Find every line with the word "Number". Copy those lines.

-- Start --

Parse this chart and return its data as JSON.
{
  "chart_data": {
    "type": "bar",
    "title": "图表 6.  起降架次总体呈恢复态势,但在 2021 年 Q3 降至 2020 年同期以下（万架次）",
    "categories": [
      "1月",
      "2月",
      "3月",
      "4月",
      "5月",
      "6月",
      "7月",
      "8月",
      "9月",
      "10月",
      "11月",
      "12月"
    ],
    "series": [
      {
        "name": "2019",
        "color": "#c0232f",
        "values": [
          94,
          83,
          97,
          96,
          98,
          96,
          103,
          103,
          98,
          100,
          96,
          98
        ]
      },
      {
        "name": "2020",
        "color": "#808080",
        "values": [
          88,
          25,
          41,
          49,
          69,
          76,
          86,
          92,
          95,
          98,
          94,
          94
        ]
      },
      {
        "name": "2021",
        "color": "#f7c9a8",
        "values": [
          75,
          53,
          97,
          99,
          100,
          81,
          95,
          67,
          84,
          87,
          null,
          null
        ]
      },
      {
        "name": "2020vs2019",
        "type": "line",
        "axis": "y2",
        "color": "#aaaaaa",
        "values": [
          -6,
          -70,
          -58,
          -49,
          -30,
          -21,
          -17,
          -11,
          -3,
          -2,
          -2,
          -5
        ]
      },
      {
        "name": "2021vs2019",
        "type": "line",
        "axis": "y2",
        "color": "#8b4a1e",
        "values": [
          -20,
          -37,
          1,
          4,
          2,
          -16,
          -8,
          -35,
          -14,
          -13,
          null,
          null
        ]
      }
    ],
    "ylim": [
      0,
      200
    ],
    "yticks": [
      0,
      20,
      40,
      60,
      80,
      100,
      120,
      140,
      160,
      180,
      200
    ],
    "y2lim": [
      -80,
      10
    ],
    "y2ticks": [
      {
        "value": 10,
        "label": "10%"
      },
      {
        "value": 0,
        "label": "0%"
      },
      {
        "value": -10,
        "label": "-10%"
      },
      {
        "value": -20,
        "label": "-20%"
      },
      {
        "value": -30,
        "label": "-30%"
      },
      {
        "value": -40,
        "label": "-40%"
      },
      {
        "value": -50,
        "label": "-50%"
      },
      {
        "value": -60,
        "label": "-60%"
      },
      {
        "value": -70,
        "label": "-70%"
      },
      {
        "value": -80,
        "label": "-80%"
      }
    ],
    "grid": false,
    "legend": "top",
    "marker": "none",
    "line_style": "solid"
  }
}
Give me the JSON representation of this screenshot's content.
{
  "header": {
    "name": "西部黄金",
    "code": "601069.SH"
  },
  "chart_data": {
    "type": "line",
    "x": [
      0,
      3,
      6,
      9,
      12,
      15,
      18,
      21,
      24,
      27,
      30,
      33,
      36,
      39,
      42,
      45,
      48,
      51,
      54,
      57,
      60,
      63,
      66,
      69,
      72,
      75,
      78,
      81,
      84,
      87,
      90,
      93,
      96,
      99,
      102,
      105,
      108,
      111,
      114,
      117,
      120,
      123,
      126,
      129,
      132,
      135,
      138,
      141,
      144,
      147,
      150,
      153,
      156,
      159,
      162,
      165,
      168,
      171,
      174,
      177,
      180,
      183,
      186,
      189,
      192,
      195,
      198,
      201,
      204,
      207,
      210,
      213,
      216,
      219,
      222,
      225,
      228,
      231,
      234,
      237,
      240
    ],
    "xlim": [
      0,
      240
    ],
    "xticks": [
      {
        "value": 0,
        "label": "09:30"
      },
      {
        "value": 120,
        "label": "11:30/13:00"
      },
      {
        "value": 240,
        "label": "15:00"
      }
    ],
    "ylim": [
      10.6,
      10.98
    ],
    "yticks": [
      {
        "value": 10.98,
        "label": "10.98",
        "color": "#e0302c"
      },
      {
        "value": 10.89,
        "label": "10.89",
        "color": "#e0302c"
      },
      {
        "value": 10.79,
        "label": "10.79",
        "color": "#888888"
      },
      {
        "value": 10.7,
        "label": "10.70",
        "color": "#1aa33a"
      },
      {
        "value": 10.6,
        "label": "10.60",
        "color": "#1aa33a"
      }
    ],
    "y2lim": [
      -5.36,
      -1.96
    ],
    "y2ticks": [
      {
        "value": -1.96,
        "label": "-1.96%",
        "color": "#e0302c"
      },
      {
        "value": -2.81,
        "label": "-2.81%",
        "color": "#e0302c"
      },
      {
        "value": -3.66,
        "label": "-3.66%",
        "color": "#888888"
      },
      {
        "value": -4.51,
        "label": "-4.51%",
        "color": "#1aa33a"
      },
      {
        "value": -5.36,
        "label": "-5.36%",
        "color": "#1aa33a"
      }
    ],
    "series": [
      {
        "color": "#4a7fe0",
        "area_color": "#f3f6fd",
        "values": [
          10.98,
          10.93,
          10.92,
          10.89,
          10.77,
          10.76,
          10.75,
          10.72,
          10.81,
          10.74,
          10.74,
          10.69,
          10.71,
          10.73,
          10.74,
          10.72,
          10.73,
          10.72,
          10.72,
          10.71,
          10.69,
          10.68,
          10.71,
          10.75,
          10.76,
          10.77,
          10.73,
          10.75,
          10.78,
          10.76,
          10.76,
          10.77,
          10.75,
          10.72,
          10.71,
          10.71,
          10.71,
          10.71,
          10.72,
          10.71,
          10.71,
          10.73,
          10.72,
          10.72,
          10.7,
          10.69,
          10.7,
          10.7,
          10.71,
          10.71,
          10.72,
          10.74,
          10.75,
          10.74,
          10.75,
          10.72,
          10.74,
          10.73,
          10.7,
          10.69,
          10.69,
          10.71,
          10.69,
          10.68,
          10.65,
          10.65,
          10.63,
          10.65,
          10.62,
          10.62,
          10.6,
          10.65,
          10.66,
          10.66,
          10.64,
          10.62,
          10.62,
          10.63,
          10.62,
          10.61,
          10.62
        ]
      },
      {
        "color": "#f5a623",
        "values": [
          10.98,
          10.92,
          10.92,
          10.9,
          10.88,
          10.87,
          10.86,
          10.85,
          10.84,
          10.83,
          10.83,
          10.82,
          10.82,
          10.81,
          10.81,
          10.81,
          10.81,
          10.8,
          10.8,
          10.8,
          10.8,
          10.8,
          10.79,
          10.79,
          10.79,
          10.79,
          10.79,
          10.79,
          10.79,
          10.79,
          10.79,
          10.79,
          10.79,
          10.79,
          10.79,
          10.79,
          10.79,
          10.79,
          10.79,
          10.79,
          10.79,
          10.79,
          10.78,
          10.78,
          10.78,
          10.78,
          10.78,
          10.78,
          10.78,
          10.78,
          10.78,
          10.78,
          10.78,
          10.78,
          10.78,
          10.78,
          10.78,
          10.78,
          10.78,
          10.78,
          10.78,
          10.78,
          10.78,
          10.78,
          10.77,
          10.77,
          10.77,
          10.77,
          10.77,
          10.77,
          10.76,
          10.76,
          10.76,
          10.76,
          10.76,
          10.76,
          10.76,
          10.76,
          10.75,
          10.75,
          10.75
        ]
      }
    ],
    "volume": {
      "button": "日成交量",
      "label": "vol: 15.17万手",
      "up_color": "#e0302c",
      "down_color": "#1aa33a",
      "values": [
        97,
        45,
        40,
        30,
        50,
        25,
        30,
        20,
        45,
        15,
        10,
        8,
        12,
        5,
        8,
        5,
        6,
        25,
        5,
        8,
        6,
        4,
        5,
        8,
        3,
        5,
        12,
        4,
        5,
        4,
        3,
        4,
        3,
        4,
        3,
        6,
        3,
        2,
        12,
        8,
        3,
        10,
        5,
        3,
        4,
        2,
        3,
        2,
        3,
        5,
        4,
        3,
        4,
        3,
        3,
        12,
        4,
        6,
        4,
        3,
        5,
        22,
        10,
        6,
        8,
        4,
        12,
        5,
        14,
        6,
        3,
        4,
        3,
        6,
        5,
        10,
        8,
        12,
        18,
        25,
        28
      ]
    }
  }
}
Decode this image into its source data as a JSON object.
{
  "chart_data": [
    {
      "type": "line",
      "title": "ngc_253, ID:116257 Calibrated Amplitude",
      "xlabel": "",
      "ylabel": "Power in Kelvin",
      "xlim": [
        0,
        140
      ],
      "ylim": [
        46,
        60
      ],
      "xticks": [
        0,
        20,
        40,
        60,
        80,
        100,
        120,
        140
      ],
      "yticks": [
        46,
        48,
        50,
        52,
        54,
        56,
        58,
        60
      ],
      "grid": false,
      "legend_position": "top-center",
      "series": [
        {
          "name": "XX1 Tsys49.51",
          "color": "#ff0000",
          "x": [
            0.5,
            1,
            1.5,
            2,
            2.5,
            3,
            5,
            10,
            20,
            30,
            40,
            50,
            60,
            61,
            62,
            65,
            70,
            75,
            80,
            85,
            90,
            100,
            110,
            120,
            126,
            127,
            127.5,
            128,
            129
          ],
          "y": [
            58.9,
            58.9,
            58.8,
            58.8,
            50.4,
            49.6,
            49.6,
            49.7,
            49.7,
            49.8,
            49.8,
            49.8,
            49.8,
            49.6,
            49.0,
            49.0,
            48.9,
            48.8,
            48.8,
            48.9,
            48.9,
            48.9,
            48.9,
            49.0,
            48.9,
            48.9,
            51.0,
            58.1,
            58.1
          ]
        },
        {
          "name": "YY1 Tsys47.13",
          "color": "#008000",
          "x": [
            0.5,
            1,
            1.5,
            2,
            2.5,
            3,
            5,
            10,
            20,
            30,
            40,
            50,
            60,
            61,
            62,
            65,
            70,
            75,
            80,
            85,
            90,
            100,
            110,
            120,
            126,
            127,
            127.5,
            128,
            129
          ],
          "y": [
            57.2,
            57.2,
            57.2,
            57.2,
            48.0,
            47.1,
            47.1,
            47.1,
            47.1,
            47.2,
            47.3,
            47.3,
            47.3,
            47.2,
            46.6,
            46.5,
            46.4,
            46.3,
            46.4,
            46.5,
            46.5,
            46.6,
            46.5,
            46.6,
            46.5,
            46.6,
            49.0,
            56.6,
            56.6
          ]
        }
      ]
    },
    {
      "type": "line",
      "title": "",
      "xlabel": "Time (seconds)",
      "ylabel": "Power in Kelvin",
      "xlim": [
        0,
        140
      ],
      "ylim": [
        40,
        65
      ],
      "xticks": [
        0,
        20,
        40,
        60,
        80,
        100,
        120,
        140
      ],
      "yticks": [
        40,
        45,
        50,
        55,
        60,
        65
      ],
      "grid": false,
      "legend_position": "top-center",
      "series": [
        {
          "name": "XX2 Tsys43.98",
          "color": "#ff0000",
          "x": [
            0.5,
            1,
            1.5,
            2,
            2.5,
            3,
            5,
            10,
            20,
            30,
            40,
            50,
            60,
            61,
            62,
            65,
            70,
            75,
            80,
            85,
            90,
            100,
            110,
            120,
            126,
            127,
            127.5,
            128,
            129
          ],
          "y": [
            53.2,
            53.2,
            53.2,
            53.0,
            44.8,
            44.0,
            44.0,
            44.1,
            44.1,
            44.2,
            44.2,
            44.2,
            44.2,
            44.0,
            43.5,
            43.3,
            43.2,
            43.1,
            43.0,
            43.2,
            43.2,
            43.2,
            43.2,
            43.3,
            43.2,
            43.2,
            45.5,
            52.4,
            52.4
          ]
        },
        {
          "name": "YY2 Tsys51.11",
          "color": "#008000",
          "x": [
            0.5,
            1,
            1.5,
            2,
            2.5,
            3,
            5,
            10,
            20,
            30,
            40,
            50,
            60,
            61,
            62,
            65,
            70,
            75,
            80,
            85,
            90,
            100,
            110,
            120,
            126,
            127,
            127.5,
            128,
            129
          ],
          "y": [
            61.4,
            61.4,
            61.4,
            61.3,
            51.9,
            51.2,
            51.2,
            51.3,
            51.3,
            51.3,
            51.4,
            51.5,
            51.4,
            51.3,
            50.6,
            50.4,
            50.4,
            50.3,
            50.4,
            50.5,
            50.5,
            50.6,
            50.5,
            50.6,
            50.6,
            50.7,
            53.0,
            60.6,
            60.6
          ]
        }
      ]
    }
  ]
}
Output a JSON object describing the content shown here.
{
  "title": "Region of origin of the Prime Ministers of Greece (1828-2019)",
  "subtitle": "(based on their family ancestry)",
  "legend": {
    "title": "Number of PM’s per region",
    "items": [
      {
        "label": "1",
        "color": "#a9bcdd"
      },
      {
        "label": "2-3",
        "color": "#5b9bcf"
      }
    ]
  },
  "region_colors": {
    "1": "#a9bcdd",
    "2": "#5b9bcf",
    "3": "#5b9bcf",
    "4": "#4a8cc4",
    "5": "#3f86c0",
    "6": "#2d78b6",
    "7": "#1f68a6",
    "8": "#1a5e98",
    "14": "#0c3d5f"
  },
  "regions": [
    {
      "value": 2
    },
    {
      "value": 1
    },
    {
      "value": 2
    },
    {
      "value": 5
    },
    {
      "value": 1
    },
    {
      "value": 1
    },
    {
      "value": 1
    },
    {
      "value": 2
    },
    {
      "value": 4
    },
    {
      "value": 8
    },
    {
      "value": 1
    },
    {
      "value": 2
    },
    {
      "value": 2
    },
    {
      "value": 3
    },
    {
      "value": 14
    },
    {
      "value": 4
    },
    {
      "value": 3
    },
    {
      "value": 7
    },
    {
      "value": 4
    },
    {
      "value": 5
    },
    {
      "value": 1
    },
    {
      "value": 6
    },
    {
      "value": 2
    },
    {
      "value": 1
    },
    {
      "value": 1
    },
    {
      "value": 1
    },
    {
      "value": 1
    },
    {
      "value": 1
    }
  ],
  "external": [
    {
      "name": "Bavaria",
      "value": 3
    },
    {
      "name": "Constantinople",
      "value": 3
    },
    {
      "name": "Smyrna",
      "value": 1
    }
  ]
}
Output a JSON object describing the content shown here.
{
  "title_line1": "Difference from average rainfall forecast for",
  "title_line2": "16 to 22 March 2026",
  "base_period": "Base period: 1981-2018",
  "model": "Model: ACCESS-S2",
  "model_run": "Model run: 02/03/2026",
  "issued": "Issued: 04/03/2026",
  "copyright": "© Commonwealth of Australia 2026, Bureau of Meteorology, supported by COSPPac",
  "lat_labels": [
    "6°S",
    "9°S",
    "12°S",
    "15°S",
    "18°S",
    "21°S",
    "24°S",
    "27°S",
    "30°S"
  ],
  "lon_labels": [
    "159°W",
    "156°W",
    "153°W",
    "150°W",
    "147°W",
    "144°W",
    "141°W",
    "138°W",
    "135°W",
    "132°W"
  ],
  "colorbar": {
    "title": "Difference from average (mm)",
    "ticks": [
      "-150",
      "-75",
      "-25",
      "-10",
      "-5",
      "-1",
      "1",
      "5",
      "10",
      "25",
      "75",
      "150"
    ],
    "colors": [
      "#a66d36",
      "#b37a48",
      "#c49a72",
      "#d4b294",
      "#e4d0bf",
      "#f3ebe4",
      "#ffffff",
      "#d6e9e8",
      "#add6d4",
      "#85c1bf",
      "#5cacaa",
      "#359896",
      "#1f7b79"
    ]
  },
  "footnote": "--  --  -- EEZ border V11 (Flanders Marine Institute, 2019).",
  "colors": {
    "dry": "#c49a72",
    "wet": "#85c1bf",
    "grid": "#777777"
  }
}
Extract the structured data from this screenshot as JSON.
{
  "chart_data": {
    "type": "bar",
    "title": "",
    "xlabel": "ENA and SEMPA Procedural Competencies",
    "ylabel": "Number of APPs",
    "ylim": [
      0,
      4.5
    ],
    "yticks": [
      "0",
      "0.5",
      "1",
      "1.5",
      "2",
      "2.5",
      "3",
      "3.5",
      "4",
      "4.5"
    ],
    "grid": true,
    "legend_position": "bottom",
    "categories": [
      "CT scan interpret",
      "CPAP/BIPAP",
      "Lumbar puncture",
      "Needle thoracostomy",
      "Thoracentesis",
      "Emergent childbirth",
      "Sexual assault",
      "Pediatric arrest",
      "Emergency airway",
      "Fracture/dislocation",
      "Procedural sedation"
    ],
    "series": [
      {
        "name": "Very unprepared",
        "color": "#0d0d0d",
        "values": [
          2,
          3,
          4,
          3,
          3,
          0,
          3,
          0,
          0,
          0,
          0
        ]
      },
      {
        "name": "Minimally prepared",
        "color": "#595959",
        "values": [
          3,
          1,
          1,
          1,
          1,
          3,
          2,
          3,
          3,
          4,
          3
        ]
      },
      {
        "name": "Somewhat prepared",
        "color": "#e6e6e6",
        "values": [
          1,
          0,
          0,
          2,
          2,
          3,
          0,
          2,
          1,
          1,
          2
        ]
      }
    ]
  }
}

-- End --

§ **Full output**:
    "title": "Number of PM’s per region",
    "ylabel": "Number of APPs",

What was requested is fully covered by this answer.